Give the total number of lines with the word "документов" in them, and no other words.

↓

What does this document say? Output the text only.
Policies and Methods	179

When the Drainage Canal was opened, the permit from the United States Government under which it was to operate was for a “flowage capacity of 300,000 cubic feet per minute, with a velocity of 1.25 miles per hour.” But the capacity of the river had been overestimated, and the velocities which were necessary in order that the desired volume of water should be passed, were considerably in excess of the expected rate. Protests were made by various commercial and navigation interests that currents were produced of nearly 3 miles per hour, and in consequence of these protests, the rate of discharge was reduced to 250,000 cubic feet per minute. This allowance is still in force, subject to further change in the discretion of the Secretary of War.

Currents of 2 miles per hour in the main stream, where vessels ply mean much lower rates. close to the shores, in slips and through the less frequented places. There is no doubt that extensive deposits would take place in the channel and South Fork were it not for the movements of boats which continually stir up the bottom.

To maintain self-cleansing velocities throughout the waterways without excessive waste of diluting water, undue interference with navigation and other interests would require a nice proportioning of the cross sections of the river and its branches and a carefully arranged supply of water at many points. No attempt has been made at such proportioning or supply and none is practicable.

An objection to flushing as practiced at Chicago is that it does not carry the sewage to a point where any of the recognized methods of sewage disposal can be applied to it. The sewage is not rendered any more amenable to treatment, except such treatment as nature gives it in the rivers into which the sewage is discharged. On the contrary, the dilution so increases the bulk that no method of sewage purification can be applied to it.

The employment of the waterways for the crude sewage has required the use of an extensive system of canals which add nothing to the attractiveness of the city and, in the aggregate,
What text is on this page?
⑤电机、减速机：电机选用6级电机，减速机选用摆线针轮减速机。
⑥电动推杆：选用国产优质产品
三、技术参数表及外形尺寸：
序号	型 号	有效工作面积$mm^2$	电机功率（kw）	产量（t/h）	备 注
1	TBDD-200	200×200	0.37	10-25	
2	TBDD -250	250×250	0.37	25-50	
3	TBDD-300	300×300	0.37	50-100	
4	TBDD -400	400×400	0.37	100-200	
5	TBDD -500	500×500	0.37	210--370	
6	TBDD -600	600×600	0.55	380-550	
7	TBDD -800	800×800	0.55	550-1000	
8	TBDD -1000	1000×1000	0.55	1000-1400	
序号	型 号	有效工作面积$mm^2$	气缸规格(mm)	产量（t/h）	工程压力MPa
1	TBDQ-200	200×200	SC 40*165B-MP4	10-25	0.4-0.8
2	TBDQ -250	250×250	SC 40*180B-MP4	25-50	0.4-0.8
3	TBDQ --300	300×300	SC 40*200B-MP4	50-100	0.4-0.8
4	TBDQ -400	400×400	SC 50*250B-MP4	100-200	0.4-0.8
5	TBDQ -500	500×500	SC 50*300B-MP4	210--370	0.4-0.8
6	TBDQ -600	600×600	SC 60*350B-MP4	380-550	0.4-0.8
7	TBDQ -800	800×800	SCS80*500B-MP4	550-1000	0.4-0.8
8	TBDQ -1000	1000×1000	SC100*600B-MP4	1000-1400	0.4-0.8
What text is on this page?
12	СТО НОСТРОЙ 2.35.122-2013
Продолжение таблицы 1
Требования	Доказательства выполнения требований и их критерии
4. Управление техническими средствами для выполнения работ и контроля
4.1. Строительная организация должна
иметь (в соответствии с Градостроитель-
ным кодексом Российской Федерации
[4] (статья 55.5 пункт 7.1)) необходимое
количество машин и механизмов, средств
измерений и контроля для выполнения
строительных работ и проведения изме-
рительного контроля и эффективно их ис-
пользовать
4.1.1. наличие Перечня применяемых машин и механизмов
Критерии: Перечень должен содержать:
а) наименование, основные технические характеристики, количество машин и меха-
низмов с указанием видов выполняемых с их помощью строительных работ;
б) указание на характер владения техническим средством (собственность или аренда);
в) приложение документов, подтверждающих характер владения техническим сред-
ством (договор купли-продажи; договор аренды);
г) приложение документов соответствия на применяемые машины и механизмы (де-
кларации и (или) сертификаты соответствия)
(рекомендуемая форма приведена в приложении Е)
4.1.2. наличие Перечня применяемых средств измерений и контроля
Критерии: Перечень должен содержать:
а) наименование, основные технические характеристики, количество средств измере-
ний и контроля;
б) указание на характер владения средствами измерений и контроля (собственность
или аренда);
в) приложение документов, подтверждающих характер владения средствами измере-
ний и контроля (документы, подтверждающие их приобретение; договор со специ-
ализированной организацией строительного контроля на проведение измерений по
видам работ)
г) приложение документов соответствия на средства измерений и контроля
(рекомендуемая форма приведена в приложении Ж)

↑

> TASK ANSWER: 4